(Element location listings)
——
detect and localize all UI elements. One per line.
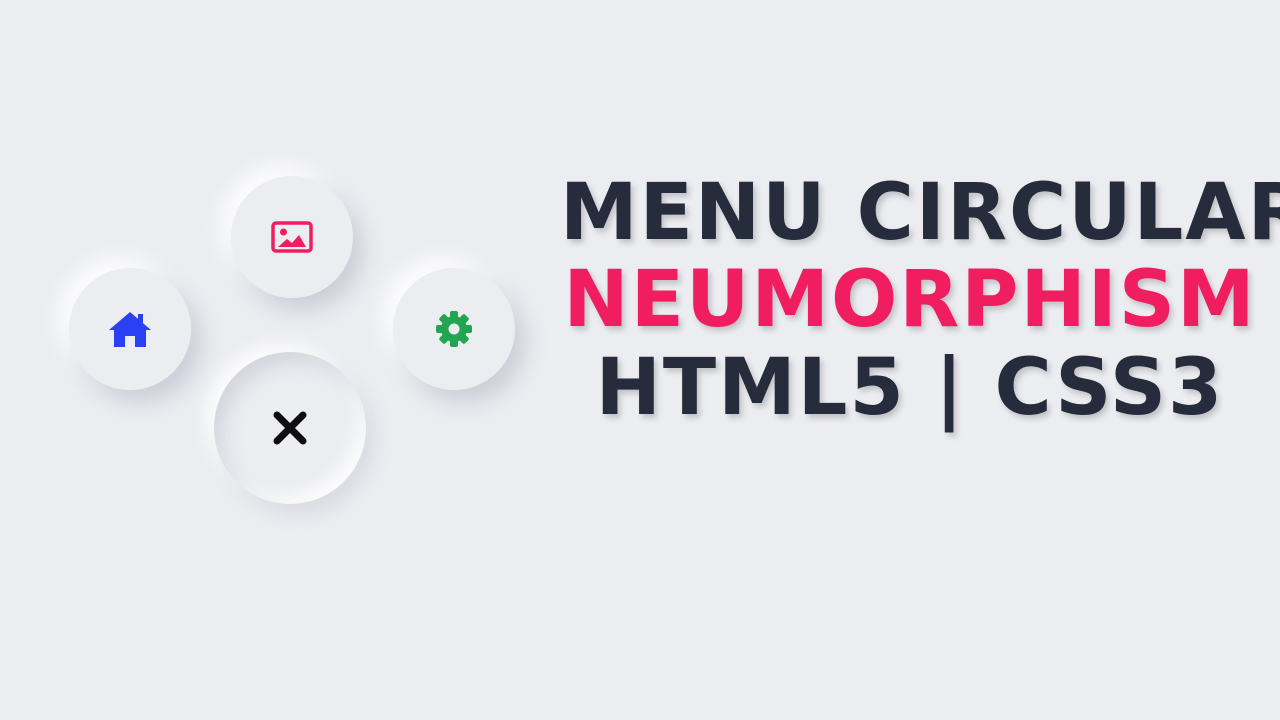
- circular-menu: [0, 0, 560, 720]
- home-icon: [107, 309, 153, 349]
- image-icon: [271, 221, 313, 253]
- settings-button[interactable]: [393, 268, 515, 390]
- close-icon: [272, 410, 308, 446]
- title-block: MENU CIRCULAR NEUMORPHISM HTML5 | CSS3: [560, 168, 1280, 433]
- close-button[interactable]: [214, 352, 366, 504]
- title-line-3: HTML5 | CSS3: [595, 342, 1225, 433]
- gear-icon: [434, 309, 474, 349]
- home-button[interactable]: [69, 268, 191, 390]
- title-line-1: MENU CIRCULAR: [560, 168, 1280, 258]
- image-button[interactable]: [231, 176, 353, 298]
- title-line-2: NEUMORPHISM: [563, 255, 1257, 346]
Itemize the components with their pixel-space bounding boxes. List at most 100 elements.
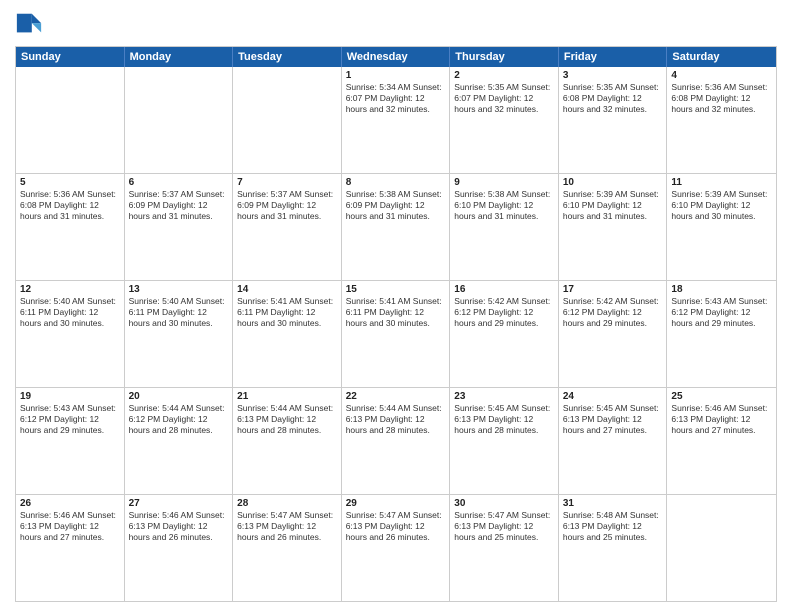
——
Copy the listing above word for word, every line in order, but omit the picture lines.

*Right answer*.
detect and localize all UI elements. One per line.
- circular-menu: [0, 0, 560, 720]
- home-icon: [107, 309, 153, 349]
- image-icon: [271, 221, 313, 253]
- settings-button[interactable]: [393, 268, 515, 390]
- close-icon: [272, 410, 308, 446]
- title-block: MENU CIRCULAR NEUMORPHISM HTML5 | CSS3: [560, 168, 1280, 433]
- close-button[interactable]: [214, 352, 366, 504]
- title-line-3: HTML5 | CSS3: [595, 342, 1225, 433]
- gear-icon: [434, 309, 474, 349]
- home-button[interactable]: [69, 268, 191, 390]
- title-line-1: MENU CIRCULAR: [560, 168, 1280, 258]
- image-button[interactable]: [231, 176, 353, 298]
- title-line-2: NEUMORPHISM: [563, 255, 1257, 346]
Itemize the components with their pixel-space bounding boxes. List at most 100 elements.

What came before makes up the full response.